Copy out all lines that carry the word "JSON".

━━━ Record set ━━━

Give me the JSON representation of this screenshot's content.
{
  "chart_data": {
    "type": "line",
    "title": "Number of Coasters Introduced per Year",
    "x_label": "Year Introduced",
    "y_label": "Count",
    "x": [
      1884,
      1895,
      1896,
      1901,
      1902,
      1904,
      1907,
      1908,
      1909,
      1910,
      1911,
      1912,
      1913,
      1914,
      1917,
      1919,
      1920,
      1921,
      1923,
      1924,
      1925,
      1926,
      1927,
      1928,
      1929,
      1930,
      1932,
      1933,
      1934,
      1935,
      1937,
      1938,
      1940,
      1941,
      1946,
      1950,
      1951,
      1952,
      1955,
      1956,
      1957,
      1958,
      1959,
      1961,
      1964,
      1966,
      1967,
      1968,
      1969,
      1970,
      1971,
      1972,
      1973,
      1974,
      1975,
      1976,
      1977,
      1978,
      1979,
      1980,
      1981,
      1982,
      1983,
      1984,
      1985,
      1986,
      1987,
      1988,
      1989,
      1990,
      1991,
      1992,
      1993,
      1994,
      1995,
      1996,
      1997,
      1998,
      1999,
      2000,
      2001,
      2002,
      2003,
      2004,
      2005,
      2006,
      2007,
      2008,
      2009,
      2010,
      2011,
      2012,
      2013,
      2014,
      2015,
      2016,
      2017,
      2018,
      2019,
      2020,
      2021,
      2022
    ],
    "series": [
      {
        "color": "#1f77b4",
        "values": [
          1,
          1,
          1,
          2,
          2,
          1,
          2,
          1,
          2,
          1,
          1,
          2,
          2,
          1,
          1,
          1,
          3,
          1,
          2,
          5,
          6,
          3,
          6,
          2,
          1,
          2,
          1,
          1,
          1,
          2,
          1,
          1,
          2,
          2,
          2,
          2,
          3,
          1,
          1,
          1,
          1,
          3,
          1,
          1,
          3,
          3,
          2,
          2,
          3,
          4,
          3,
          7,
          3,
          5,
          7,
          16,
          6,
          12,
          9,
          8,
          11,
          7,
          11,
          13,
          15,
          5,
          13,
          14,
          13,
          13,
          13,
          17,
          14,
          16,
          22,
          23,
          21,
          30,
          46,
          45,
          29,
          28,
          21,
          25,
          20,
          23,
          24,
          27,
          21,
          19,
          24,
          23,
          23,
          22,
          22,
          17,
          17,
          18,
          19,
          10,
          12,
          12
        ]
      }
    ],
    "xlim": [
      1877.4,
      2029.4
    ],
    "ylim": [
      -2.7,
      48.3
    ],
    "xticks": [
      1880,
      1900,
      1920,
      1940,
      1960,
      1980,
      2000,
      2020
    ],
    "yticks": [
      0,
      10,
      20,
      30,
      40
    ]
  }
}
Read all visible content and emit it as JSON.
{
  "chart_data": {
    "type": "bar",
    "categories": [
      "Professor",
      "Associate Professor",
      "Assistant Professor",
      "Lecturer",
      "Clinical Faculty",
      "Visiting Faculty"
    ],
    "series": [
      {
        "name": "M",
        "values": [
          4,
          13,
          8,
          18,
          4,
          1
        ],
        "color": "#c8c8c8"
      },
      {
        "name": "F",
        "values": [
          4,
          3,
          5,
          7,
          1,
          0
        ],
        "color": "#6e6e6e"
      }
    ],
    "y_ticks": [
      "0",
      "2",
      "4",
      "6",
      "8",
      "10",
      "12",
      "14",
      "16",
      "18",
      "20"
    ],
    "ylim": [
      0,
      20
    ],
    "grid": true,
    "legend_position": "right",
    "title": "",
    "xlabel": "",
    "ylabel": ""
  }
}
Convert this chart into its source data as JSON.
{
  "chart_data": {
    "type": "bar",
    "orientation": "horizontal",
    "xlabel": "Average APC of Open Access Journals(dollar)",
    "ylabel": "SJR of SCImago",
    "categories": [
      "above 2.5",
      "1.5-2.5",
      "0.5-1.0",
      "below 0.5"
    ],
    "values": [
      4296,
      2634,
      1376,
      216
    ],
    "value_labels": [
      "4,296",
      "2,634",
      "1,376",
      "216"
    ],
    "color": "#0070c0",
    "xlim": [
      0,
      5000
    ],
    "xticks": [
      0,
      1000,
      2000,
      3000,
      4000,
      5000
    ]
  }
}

━━━

- **Solution below**
Give me the JSON representation of this screenshot's content.
Read all visible content and emit it as JSON.
Convert this chart into its source data as JSON.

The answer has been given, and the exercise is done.